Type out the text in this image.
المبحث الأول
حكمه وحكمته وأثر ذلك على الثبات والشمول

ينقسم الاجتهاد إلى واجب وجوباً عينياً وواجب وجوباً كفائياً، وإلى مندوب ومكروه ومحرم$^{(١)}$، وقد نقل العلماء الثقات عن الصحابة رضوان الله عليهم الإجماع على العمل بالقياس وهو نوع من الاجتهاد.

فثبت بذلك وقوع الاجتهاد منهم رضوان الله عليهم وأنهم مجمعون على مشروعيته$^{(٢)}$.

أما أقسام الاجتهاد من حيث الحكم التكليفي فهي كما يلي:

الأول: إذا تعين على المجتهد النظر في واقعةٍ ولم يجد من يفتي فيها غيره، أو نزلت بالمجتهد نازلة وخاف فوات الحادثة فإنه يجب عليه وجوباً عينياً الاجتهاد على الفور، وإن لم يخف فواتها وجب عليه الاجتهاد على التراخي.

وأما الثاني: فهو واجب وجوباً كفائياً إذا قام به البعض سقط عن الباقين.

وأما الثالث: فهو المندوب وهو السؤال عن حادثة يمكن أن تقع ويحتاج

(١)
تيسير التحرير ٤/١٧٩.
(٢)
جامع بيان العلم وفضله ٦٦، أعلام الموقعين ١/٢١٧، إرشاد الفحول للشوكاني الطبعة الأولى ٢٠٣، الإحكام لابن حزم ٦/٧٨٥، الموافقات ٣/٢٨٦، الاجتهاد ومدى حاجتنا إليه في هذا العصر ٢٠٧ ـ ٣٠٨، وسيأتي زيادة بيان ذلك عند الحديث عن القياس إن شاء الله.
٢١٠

▬▬▬

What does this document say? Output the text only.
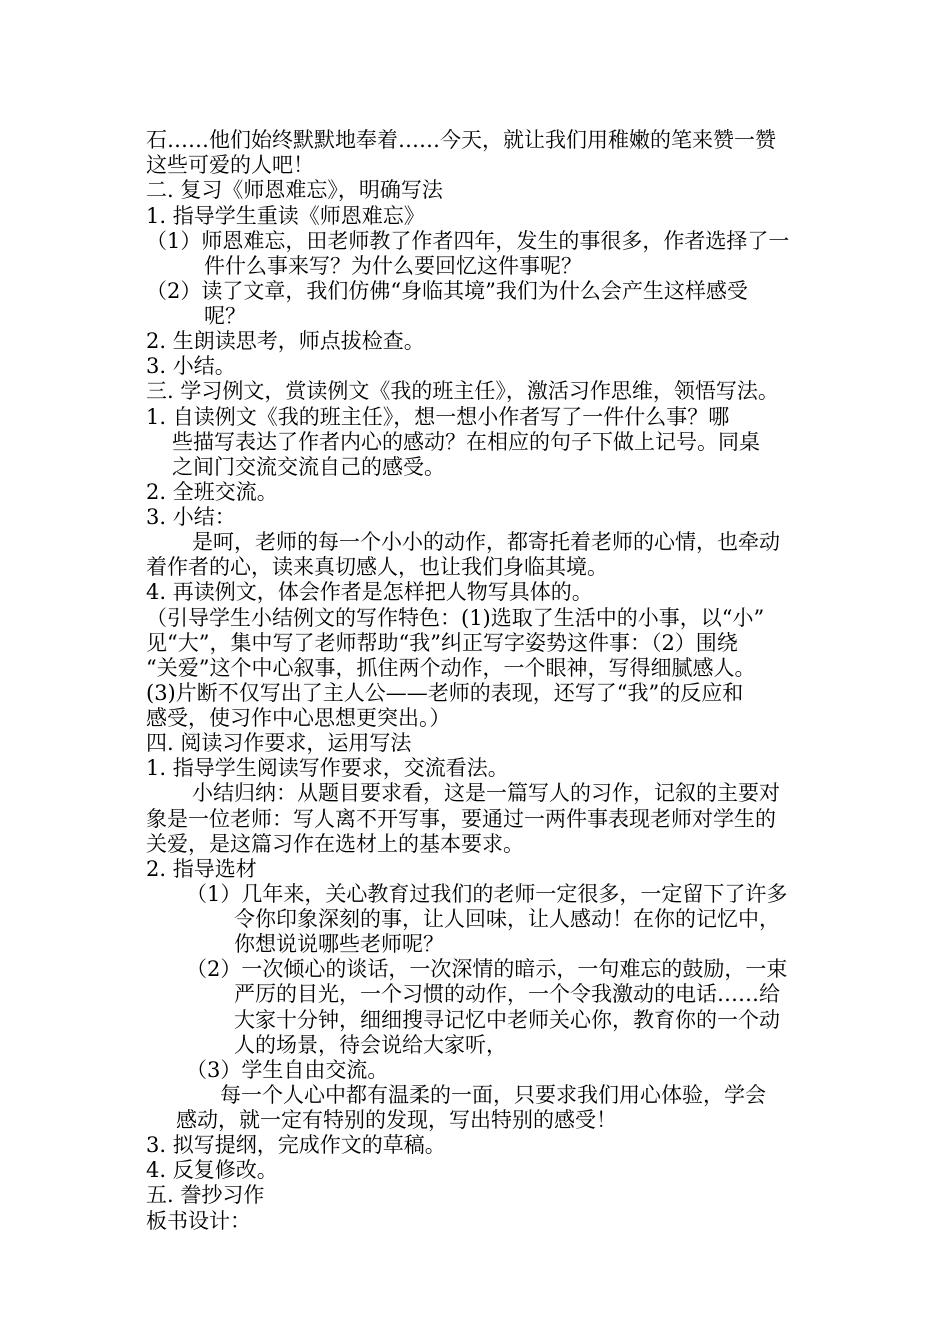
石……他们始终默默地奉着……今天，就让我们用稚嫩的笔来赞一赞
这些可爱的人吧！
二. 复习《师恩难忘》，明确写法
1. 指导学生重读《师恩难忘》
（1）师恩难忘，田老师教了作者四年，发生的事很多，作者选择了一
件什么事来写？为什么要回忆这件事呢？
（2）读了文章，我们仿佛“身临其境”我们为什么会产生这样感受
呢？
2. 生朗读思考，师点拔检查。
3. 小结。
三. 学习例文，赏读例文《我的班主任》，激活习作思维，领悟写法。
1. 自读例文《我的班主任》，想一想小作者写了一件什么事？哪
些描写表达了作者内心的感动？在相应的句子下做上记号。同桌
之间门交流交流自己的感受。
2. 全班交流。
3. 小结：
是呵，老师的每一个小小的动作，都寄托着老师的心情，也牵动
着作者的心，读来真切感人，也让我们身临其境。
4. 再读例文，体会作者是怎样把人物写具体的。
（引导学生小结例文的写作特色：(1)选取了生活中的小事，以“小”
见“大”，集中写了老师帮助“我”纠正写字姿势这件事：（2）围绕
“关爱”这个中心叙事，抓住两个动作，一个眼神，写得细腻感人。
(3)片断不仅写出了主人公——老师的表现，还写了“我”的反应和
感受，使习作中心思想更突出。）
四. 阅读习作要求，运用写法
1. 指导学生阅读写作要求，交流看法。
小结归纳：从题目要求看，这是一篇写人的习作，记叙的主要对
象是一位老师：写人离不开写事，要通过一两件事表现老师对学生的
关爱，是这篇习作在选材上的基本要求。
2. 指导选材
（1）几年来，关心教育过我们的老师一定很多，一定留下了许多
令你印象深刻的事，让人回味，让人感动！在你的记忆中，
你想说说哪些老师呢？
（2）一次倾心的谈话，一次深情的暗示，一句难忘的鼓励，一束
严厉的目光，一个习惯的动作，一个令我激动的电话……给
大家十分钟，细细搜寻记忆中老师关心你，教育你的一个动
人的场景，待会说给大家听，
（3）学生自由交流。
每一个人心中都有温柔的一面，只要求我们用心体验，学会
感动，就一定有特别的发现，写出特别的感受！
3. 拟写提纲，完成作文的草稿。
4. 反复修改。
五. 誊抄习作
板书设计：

▬▬▬

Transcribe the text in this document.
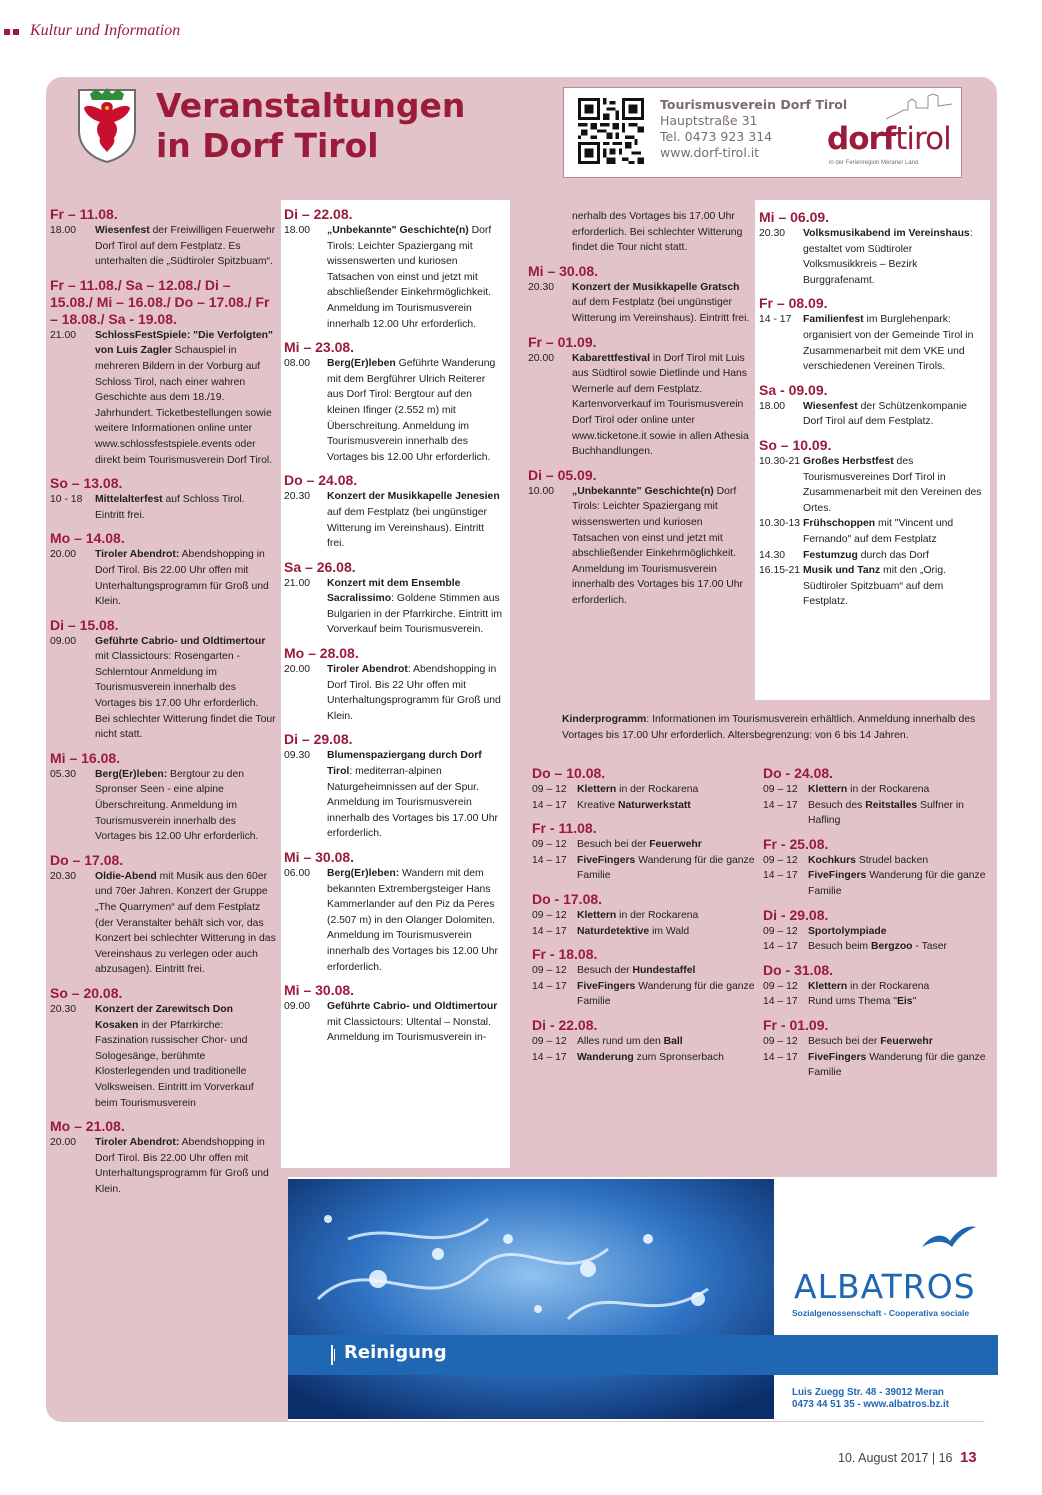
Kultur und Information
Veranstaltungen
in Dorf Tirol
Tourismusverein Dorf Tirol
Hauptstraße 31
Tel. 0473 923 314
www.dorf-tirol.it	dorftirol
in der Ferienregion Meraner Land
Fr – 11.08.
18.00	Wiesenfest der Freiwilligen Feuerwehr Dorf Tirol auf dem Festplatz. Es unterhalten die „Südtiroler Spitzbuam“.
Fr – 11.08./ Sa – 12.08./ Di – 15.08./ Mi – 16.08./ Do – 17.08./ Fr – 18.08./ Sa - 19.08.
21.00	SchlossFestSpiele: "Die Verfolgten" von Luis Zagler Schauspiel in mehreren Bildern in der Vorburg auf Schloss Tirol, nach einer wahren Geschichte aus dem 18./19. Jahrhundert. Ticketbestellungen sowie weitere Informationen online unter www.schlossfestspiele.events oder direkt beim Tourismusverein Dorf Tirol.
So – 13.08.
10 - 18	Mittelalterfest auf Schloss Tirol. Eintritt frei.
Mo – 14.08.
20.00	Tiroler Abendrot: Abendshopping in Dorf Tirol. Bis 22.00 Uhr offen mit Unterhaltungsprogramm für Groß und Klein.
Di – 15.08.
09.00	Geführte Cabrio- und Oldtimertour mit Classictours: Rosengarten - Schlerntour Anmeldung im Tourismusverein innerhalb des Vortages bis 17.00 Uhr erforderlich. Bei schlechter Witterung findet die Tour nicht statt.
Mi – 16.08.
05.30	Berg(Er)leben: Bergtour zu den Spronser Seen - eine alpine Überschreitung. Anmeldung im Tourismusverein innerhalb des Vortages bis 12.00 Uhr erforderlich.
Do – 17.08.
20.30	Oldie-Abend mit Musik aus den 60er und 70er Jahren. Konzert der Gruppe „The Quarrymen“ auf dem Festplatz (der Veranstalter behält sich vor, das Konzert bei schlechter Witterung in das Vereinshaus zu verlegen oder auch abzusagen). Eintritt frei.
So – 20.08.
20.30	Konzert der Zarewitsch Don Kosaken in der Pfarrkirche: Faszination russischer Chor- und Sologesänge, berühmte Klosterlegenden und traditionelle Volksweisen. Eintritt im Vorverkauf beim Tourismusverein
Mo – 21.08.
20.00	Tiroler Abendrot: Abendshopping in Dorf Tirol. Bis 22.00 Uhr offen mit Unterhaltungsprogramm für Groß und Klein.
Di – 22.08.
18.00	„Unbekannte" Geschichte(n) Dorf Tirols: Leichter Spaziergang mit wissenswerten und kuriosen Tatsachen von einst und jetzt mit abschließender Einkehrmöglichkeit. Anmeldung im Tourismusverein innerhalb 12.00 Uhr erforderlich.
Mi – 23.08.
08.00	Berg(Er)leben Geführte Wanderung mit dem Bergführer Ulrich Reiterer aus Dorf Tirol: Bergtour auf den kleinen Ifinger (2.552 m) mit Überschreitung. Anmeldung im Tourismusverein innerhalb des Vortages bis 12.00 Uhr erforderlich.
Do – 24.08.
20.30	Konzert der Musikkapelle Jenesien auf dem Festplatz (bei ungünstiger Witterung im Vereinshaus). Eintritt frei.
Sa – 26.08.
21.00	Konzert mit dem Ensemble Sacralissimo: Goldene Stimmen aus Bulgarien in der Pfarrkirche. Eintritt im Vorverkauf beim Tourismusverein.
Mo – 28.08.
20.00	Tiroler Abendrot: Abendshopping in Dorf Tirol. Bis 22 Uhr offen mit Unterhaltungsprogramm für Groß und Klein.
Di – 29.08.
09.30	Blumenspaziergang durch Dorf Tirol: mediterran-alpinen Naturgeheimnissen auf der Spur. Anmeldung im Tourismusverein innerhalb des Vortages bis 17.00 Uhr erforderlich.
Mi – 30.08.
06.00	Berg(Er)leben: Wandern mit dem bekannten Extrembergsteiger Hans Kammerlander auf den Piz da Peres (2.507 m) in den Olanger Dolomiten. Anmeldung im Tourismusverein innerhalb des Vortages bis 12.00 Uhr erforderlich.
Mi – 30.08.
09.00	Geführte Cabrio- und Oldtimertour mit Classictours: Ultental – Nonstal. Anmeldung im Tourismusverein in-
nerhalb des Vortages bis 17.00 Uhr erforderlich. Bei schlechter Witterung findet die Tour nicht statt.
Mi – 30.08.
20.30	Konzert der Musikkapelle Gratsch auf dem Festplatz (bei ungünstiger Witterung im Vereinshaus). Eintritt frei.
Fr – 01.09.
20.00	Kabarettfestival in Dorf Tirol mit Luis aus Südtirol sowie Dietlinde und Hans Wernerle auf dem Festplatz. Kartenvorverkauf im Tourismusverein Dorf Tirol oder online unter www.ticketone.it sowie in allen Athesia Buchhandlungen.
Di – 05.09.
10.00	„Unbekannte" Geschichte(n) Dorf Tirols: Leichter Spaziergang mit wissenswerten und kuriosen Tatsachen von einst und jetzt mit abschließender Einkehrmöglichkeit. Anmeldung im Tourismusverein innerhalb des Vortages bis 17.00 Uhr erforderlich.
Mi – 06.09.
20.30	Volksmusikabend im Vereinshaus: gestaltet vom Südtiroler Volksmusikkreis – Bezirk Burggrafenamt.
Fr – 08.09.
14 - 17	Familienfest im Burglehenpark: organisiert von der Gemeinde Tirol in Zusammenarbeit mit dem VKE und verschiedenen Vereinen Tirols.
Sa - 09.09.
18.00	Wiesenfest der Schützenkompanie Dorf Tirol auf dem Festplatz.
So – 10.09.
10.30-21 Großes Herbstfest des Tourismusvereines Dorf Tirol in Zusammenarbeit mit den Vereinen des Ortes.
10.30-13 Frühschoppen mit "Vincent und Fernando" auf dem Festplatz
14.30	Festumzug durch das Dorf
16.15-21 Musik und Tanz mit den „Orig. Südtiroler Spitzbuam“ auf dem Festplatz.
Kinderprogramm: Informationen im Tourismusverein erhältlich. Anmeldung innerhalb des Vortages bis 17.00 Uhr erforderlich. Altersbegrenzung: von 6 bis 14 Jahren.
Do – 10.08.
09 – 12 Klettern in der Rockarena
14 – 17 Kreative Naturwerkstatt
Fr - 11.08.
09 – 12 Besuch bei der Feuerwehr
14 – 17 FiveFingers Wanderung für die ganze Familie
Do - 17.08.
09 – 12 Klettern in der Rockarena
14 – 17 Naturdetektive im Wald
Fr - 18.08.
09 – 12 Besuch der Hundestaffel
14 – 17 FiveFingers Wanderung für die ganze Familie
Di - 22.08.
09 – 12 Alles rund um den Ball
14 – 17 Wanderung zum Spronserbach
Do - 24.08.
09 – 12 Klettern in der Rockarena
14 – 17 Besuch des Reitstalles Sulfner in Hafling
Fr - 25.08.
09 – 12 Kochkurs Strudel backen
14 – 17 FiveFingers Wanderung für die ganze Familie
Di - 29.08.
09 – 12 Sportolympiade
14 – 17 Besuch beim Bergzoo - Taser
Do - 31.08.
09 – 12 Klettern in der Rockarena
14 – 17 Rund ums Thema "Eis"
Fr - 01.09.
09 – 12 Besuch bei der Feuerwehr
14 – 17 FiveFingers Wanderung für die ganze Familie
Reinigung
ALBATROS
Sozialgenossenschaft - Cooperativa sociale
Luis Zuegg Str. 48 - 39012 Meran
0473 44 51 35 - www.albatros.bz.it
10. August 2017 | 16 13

▬▬▬

> REQUEST
Work out how many lines of the listing above include the word "ungünstiger". Reply with nothing but the count.

> EXERCISE ANSWER
2